-- start Supplied information --

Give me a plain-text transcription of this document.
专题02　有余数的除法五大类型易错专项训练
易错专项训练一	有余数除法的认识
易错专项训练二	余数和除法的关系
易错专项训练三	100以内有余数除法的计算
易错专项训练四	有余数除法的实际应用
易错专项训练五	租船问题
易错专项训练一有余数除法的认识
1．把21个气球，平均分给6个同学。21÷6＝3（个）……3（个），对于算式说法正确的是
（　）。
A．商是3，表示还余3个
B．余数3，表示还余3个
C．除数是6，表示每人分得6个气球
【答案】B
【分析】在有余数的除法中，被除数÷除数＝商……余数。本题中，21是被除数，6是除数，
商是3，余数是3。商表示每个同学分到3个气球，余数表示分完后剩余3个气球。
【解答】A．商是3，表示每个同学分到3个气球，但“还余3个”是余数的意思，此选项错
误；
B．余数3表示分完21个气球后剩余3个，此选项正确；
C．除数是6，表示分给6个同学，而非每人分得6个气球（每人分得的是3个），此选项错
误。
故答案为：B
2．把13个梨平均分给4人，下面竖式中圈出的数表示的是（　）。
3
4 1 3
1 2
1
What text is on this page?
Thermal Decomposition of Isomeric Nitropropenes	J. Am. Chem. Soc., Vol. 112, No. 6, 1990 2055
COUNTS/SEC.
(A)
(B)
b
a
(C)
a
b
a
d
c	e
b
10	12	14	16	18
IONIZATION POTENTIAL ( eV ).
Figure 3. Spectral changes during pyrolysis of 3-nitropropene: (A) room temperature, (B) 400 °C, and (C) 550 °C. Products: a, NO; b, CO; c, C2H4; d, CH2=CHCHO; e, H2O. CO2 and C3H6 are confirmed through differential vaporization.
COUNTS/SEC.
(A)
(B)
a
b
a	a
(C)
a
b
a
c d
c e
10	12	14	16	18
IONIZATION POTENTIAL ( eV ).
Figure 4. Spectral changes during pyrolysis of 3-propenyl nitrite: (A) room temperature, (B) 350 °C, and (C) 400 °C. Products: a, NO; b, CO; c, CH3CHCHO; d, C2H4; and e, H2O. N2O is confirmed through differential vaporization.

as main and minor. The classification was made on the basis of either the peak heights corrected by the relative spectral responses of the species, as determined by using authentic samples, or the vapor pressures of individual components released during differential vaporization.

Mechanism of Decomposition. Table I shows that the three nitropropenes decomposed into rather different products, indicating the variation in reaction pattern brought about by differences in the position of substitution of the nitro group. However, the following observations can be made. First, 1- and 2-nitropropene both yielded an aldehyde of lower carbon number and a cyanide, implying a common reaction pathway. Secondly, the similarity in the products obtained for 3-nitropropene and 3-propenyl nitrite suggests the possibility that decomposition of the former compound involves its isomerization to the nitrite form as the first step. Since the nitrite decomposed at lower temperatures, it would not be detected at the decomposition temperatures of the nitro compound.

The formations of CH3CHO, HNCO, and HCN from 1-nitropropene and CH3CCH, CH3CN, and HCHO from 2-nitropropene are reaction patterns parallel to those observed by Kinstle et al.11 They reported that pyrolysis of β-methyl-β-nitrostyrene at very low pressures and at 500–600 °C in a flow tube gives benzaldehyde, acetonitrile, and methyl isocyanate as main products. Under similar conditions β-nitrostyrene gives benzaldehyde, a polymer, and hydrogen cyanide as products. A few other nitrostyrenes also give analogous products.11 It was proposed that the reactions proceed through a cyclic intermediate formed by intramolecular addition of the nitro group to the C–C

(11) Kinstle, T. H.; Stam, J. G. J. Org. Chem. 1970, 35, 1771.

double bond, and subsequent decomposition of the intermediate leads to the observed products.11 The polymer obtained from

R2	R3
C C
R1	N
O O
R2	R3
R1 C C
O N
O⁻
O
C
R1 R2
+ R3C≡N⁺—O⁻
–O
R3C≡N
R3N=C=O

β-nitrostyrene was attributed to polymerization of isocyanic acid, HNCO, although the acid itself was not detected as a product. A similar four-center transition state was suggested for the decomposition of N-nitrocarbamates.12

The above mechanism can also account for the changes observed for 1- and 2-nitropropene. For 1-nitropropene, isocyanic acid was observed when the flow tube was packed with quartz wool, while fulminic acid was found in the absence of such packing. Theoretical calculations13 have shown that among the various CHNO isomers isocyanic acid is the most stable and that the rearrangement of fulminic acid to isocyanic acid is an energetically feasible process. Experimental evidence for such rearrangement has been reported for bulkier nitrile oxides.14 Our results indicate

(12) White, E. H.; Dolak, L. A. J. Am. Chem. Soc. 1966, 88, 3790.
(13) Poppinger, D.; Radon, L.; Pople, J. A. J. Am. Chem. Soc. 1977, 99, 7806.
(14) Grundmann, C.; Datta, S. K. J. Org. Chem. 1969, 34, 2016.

-- end Supplied information --

* Aim
Isolate the lines that hold the word "Figure" and copy all of them.

* Solution to the exercise
Figure 3. Spectral changes during pyrolysis of 3-nitropropene: (A) room temperature, (B) 400 °C, and (C) 550 °C. Products: a, NO; b, CO; c, C2H4; d, CH2=CHCHO; e, H2O. CO2 and C3H6 are confirmed through differential vaporization.
Figure 4. Spectral changes during pyrolysis of 3-propenyl nitrite: (A) room temperature, (B) 350 °C, and (C) 400 °C. Products: a, NO; b, CO; c, CH3CHCHO; d, C2H4; and e, H2O. N2O is confirmed through differential vaporization.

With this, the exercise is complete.